• **Job**
Extract every entry word for word.

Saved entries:
%%

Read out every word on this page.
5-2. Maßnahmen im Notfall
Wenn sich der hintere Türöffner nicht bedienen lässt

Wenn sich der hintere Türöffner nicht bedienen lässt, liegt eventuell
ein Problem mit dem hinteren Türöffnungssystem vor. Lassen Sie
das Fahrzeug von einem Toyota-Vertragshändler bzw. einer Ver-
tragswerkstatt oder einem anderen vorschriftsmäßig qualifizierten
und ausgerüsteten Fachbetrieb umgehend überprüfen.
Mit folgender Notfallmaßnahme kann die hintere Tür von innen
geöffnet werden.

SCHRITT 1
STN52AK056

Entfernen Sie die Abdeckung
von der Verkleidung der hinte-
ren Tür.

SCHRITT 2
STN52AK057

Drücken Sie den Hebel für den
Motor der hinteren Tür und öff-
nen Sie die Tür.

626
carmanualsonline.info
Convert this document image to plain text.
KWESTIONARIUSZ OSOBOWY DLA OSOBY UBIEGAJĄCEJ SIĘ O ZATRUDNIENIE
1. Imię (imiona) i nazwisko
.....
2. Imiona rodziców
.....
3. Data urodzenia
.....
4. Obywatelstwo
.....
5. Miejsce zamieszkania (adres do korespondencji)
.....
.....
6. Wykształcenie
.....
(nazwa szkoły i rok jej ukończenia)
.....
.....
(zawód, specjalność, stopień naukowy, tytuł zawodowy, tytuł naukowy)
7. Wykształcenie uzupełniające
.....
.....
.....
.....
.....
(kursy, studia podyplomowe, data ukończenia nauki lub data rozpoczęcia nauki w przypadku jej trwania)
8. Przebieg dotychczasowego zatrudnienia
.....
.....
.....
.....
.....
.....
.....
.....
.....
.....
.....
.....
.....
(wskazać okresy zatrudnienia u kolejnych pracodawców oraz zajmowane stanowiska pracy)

%%

• **Solution**
Read out every word on this page.
5-2. Maßnahmen im Notfall
Wenn sich der hintere Türöffner nicht bedienen lässt

Wenn sich der hintere Türöffner nicht bedienen lässt, liegt eventuell
ein Problem mit dem hinteren Türöffnungssystem vor. Lassen Sie
das Fahrzeug von einem Toyota-Vertragshändler bzw. einer Ver-
tragswerkstatt oder einem anderen vorschriftsmäßig qualifizierten
und ausgerüsteten Fachbetrieb umgehend überprüfen.
Mit folgender Notfallmaßnahme kann die hintere Tür von innen
geöffnet werden.

SCHRITT 1
STN52AK056

Entfernen Sie die Abdeckung
von der Verkleidung der hinte-
ren Tür.

SCHRITT 2
STN52AK057

Drücken Sie den Hebel für den
Motor der hinteren Tür und öff-
nen Sie die Tür.

626
carmanualsonline.info
Convert this document image to plain text.
KWESTIONARIUSZ OSOBOWY DLA OSOBY UBIEGAJĄCEJ SIĘ O ZATRUDNIENIE
1. Imię (imiona) i nazwisko
.....
2. Imiona rodziców
.....
3. Data urodzenia
.....
4. Obywatelstwo
.....
5. Miejsce zamieszkania (adres do korespondencji)
.....
.....
6. Wykształcenie
.....
(nazwa szkoły i rok jej ukończenia)
.....
.....
(zawód, specjalność, stopień naukowy, tytuł zawodowy, tytuł naukowy)
7. Wykształcenie uzupełniające
.....
.....
.....
.....
.....
(kursy, studia podyplomowe, data ukończenia nauki lub data rozpoczęcia nauki w przypadku jej trwania)
8. Przebieg dotychczasowego zatrudnienia
.....
.....
.....
.....
.....
.....
.....
.....
.....
.....
.....
.....
.....
(wskazać okresy zatrudnienia u kolejnych pracodawców oraz zajmowane stanowiska pracy)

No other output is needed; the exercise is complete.